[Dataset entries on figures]
-----

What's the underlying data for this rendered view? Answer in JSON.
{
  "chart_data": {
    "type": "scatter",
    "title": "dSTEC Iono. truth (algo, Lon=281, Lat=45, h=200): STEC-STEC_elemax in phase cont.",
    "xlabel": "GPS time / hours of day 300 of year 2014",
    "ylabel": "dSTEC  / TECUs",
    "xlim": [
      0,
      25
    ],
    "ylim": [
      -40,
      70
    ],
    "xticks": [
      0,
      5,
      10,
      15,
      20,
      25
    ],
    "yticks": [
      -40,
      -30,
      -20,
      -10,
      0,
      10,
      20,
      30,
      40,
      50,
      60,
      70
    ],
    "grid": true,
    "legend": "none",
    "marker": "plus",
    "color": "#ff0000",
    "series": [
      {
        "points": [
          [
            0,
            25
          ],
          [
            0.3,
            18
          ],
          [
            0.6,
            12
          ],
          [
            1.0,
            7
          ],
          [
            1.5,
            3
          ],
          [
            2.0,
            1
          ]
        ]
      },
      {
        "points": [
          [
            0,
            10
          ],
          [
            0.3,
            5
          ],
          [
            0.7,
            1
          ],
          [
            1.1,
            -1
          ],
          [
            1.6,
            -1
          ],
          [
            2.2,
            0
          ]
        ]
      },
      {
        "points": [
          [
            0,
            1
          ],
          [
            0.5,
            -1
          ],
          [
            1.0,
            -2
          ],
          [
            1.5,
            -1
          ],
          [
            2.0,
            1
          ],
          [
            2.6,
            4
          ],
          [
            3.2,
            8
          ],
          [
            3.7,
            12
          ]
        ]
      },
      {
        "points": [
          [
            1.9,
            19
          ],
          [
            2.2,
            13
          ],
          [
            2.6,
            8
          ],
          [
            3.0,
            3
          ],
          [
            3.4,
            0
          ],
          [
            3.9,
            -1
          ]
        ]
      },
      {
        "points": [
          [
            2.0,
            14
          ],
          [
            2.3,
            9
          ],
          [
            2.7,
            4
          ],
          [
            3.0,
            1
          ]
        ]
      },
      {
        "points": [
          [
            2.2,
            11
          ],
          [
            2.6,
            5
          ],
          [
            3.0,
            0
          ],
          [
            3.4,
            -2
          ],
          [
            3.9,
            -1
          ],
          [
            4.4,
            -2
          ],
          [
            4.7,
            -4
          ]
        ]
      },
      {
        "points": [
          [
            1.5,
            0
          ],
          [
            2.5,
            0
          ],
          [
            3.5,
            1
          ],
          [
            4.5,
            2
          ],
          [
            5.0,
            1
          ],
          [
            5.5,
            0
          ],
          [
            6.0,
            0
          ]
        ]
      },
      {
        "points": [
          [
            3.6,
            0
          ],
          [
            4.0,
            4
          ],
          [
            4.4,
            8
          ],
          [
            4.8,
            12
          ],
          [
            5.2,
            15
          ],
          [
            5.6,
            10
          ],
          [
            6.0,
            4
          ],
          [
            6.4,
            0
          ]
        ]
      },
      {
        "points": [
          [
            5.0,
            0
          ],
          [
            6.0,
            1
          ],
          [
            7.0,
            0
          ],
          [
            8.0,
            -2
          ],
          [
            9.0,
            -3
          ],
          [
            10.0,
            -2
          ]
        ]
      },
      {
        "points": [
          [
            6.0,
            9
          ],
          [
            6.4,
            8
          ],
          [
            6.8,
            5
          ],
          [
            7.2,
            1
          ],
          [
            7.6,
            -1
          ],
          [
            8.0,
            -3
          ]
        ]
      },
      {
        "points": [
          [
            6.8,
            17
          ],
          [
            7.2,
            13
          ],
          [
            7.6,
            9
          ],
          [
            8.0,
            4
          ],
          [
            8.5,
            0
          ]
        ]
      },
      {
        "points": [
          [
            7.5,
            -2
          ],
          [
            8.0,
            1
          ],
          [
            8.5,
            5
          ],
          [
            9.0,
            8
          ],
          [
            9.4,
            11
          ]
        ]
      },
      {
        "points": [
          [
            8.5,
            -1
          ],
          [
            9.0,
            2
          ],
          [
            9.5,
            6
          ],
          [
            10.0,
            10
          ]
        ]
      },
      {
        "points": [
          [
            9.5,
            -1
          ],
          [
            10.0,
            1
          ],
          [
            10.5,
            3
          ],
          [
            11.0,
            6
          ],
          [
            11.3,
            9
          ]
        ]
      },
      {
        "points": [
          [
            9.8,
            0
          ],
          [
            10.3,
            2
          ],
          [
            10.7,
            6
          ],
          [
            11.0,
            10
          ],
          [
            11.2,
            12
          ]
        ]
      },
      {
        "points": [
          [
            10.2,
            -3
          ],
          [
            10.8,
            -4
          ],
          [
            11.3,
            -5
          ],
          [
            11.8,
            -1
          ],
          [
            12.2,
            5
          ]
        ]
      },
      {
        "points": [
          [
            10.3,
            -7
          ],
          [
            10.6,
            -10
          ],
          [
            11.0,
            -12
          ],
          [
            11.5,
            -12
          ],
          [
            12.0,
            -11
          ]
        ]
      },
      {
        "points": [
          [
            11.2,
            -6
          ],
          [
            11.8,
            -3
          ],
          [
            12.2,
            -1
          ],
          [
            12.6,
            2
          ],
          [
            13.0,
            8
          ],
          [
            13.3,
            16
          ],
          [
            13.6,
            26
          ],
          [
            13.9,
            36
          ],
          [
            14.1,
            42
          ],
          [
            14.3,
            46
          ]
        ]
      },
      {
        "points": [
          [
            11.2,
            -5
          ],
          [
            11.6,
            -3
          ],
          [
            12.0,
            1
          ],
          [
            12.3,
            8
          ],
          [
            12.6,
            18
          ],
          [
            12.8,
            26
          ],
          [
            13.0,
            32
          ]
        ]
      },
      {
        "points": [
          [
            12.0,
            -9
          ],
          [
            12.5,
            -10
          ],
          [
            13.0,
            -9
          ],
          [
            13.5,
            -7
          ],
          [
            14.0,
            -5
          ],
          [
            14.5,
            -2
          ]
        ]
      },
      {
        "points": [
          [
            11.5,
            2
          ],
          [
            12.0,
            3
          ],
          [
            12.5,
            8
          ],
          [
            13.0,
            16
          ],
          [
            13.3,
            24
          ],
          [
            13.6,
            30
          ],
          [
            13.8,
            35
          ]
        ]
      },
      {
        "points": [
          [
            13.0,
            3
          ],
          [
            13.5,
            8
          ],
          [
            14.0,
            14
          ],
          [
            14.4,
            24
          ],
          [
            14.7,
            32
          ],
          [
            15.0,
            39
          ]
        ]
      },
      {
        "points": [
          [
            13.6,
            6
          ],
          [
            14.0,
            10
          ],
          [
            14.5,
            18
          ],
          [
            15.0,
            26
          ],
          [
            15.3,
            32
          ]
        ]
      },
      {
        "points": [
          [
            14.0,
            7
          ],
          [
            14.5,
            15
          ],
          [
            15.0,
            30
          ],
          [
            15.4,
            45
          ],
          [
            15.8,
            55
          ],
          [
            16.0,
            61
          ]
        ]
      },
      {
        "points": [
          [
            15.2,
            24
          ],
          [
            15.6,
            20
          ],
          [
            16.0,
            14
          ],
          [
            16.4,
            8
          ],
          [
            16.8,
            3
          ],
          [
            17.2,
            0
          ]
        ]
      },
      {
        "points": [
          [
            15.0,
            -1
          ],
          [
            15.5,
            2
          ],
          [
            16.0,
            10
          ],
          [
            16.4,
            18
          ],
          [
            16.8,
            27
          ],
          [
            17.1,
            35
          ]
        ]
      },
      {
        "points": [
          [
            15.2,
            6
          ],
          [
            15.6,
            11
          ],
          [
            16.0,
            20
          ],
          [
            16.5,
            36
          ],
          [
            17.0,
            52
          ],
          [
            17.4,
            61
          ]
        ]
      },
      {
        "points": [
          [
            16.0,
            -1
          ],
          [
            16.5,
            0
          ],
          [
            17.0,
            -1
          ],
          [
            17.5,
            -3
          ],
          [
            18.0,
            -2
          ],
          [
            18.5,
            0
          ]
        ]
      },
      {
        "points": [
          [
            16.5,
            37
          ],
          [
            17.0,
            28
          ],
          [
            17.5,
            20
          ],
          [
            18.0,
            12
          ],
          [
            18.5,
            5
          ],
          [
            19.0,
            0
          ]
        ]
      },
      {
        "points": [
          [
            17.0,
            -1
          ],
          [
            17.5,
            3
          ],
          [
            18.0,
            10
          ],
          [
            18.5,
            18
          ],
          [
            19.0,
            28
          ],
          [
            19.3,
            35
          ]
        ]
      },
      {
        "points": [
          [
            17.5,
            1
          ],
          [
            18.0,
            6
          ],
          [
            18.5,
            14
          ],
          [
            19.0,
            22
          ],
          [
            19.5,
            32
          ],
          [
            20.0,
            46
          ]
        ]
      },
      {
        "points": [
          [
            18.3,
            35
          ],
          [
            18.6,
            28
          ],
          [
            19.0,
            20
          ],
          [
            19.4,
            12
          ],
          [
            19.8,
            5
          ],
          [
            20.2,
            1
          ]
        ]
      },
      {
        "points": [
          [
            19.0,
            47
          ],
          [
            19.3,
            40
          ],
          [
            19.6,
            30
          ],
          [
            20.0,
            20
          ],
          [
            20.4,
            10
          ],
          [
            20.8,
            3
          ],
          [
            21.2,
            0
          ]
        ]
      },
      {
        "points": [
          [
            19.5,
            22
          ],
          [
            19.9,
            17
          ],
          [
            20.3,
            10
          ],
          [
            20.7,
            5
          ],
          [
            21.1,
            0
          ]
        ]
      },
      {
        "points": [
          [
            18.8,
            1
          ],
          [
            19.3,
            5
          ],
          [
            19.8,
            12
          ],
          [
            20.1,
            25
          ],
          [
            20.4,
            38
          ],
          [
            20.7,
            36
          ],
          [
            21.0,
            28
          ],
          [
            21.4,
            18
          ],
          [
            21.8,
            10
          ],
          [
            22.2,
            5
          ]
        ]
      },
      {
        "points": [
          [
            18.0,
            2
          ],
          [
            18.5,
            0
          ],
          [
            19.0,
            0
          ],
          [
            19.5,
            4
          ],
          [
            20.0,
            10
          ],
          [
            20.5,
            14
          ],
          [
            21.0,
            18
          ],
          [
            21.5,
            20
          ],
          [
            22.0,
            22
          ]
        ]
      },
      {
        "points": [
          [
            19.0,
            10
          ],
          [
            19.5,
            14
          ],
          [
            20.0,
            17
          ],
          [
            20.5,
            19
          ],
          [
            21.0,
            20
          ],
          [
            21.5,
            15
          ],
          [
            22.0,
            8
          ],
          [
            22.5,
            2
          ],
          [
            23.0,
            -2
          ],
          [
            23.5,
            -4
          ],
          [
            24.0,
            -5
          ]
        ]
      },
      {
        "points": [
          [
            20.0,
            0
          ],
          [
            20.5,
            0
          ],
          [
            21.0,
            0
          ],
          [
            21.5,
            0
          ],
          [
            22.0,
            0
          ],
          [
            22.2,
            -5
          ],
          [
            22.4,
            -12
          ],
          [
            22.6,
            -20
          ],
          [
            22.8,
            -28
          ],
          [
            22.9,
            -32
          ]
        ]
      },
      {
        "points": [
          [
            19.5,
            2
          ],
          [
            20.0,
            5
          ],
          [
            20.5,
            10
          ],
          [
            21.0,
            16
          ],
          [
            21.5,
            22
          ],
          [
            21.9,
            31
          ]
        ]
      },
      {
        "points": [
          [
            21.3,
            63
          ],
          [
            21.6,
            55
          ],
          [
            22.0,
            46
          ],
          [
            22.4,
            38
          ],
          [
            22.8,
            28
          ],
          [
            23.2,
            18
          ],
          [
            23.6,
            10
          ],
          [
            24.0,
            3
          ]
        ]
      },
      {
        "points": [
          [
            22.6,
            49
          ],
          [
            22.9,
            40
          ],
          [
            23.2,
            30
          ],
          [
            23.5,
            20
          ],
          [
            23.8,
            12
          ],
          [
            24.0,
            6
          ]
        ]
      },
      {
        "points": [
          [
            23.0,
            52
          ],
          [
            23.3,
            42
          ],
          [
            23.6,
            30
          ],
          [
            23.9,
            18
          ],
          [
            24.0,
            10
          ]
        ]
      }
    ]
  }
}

-----

### What needs to be done
Pull out every line above that holds the word "dSTEC".

### Expected output
    "title": "dSTEC Iono. truth (algo, Lon=281, Lat=45, h=200): STEC-STEC_elemax in phase cont.",
    "ylabel": "dSTEC  / TECUs",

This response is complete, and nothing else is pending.